## YOUR INSTRUCTIONS
In the records below, find each line with the word "important" and copy it.

## EXCERPTED DATA
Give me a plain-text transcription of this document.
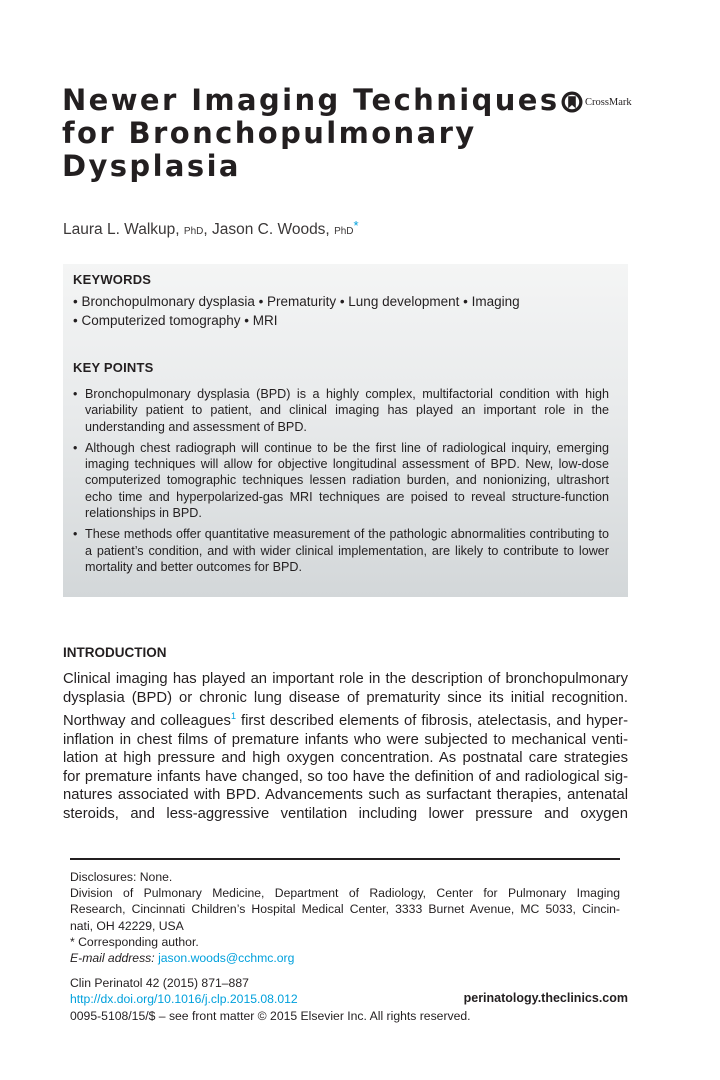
Newer Imaging Techniques
for Bronchopulmonary
Dysplasia
CrossMark
Laura L. Walkup, PhD, Jason C. Woods, PhD*
KEYWORDS
• Bronchopulmonary dysplasia • Prematurity • Lung development • Imaging
• Computerized tomography • MRI
KEY POINTS
• Bronchopulmonary dysplasia (BPD) is a highly complex, multifactorial condition with high variability patient to patient, and clinical imaging has played an important role in the understanding and assessment of BPD.
• Although chest radiograph will continue to be the first line of radiological inquiry, emerging imaging techniques will allow for objective longitudinal assessment of BPD. New, low-dose computerized tomographic techniques lessen radiation burden, and nonionizing, ultrashort echo time and hyperpolarized-gas MRI techniques are poised to reveal structure-function relationships in BPD.
• These methods offer quantitative measurement of the pathologic abnormalities contributing to a patient’s condition, and with wider clinical implementation, are likely to contribute to lower mortality and better outcomes for BPD.
INTRODUCTION
Clinical imaging has played an important role in the description of bronchopulmonary
dysplasia (BPD) or chronic lung disease of prematurity since its initial recognition.
Northway and colleagues$^1$ first described elements of fibrosis, atelectasis, and hyper-
inflation in chest films of premature infants who were subjected to mechanical venti-
lation at high pressure and high oxygen concentration. As postnatal care strategies
for premature infants have changed, so too have the definition of and radiological sig-
natures associated with BPD. Advancements such as surfactant therapies, antenatal
steroids, and less-aggressive ventilation including lower pressure and oxygen
Disclosures: None.
Division of Pulmonary Medicine, Department of Radiology, Center for Pulmonary Imaging
Research, Cincinnati Children’s Hospital Medical Center, 3333 Burnet Avenue, MC 5033, Cincin-
nati, OH 42229, USA
* Corresponding author.
E-mail address: jason.woods@cchmc.org
Clin Perinatol 42 (2015) 871–887
http://dx.doi.org/10.1016/j.clp.2015.08.012
0095-5108/15/$ – see front matter © 2015 Elsevier Inc. All rights reserved.
perinatology.theclinics.com
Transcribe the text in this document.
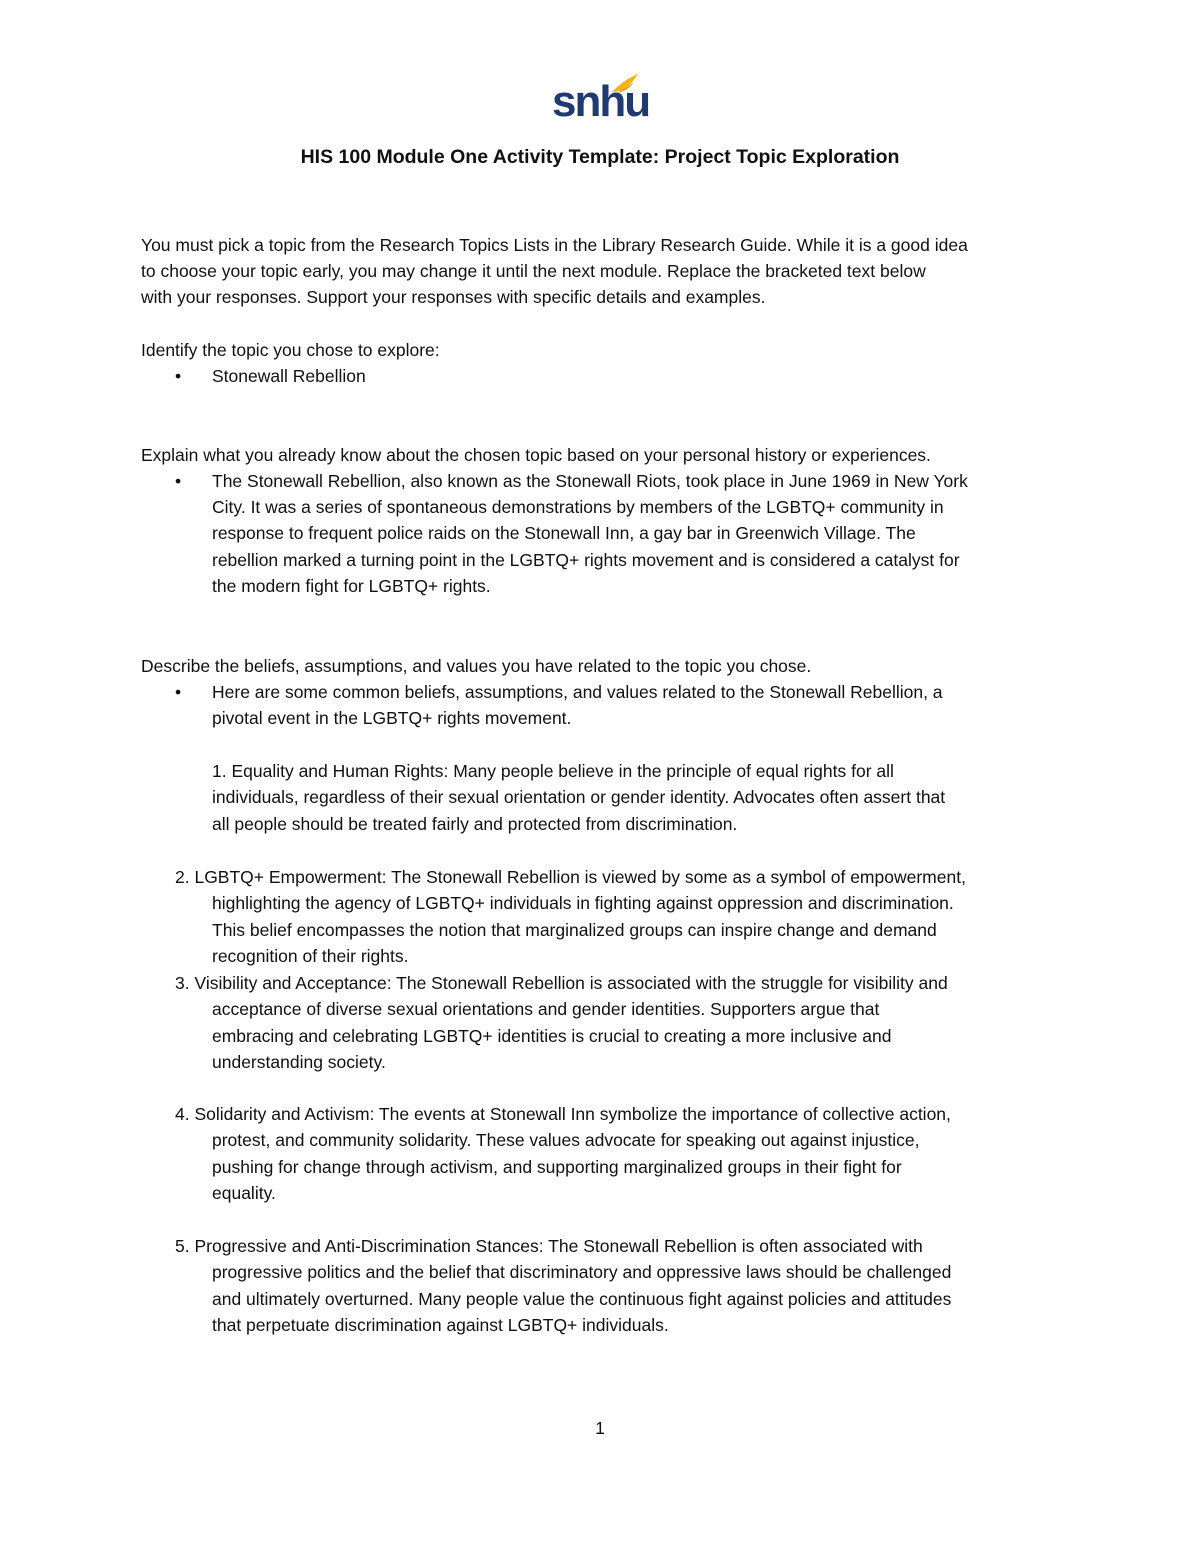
snhu
HIS 100 Module One Activity Template: Project Topic Exploration
You must pick a topic from the Research Topics Lists in the Library Research Guide. While it is a good idea
to choose your topic early, you may change it until the next module. Replace the bracketed text below
with your responses. Support your responses with specific details and examples.
Identify the topic you chose to explore:
• Stonewall Rebellion
Explain what you already know about the chosen topic based on your personal history or experiences.
• The Stonewall Rebellion, also known as the Stonewall Riots, took place in June 1969 in New York
City. It was a series of spontaneous demonstrations by members of the LGBTQ+ community in
response to frequent police raids on the Stonewall Inn, a gay bar in Greenwich Village. The
rebellion marked a turning point in the LGBTQ+ rights movement and is considered a catalyst for
the modern fight for LGBTQ+ rights.
Describe the beliefs, assumptions, and values you have related to the topic you chose.
• Here are some common beliefs, assumptions, and values related to the Stonewall Rebellion, a
pivotal event in the LGBTQ+ rights movement.
1. Equality and Human Rights: Many people believe in the principle of equal rights for all
individuals, regardless of their sexual orientation or gender identity. Advocates often assert that
all people should be treated fairly and protected from discrimination.
2. LGBTQ+ Empowerment: The Stonewall Rebellion is viewed by some as a symbol of empowerment,
highlighting the agency of LGBTQ+ individuals in fighting against oppression and discrimination.
This belief encompasses the notion that marginalized groups can inspire change and demand
recognition of their rights.
3. Visibility and Acceptance: The Stonewall Rebellion is associated with the struggle for visibility and
acceptance of diverse sexual orientations and gender identities. Supporters argue that
embracing and celebrating LGBTQ+ identities is crucial to creating a more inclusive and
understanding society.
4. Solidarity and Activism: The events at Stonewall Inn symbolize the importance of collective action,
protest, and community solidarity. These values advocate for speaking out against injustice,
pushing for change through activism, and supporting marginalized groups in their fight for
equality.
5. Progressive and Anti-Discrimination Stances: The Stonewall Rebellion is often associated with
progressive politics and the belief that discriminatory and oppressive laws should be challenged
and ultimately overturned. Many people value the continuous fight against policies and attitudes
that perpetuate discrimination against LGBTQ+ individuals.
1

## CORRECT RESPONSE
• Bronchopulmonary dysplasia (BPD) is a highly complex, multifactorial condition with high variability patient to patient, and clinical imaging has played an important role in the understanding and assessment of BPD.
Clinical imaging has played an important role in the description of bronchopulmonary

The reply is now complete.